**EXERCISE:** Locate each line in the records containing "true". Copy it.

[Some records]
--------------------------------------------------
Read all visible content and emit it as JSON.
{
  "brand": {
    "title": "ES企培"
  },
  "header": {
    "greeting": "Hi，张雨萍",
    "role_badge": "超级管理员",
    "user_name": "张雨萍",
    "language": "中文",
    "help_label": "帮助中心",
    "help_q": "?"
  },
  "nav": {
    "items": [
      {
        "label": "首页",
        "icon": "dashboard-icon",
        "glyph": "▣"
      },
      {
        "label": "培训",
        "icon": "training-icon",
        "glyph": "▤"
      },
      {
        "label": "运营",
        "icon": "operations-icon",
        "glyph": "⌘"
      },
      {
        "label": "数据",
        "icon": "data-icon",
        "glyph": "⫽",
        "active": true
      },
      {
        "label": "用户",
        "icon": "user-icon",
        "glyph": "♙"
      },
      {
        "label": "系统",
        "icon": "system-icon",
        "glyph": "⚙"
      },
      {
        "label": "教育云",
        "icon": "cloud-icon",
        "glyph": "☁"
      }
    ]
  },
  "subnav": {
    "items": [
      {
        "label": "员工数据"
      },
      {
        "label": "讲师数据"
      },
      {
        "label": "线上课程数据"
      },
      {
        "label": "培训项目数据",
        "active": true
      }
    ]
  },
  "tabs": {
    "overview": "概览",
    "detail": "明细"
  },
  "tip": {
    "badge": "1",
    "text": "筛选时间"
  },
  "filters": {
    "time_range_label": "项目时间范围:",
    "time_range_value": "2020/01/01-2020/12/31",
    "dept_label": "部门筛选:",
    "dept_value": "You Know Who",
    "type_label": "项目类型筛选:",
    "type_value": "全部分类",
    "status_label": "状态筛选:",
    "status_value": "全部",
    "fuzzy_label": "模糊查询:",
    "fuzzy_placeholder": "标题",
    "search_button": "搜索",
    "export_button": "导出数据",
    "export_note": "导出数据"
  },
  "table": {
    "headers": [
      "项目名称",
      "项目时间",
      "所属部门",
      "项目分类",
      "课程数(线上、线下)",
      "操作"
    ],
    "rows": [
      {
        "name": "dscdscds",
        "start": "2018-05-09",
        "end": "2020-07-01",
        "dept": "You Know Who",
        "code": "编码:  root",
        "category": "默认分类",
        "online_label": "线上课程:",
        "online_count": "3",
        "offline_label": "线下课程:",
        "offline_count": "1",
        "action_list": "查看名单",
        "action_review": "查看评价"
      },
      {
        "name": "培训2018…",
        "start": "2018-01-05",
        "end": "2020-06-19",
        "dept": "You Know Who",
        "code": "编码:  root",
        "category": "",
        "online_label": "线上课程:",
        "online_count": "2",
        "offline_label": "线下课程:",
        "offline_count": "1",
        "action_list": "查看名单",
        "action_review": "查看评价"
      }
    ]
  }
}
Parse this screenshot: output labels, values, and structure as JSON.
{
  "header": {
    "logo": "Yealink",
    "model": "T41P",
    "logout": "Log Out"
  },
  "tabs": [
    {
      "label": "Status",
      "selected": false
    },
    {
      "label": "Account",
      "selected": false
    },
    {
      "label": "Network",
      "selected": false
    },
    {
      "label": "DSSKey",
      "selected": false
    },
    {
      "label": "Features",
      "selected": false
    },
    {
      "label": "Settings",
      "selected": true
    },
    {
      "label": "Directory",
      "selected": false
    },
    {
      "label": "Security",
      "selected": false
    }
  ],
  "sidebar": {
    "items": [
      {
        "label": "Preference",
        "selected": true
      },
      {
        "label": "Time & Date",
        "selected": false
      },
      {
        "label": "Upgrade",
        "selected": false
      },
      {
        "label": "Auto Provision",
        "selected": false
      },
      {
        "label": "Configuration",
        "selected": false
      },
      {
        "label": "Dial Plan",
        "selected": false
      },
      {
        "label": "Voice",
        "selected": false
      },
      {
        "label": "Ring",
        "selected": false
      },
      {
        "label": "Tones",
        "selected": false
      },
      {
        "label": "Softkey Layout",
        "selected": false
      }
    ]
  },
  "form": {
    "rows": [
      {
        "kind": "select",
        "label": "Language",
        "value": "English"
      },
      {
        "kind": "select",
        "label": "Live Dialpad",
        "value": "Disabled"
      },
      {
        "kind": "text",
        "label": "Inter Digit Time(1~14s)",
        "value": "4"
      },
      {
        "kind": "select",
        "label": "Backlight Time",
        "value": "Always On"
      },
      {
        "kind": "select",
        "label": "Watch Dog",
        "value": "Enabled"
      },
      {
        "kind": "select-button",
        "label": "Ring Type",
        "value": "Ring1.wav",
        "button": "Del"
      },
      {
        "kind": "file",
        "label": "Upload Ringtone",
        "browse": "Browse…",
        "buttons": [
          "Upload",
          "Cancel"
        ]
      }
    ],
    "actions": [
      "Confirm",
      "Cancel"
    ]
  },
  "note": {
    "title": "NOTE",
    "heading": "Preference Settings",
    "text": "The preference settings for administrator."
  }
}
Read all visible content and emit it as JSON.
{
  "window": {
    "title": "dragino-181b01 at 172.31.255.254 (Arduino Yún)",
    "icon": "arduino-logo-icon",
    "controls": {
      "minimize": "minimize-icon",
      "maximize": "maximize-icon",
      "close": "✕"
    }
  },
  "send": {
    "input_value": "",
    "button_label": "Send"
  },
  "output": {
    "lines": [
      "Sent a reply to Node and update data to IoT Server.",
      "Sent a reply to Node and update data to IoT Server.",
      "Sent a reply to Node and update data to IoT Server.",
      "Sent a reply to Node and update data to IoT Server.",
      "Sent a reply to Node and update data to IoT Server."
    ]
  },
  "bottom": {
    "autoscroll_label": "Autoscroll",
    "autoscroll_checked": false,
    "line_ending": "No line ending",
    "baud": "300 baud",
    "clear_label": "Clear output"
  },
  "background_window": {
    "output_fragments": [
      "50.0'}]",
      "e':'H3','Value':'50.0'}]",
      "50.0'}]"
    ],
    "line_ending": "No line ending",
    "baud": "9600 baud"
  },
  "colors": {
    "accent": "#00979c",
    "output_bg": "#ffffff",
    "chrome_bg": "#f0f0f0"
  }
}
--------------------------------------------------
**ANSWER TO THIS TASK:**
        "active": true
        "active": true
      "selected": true
        "selected": true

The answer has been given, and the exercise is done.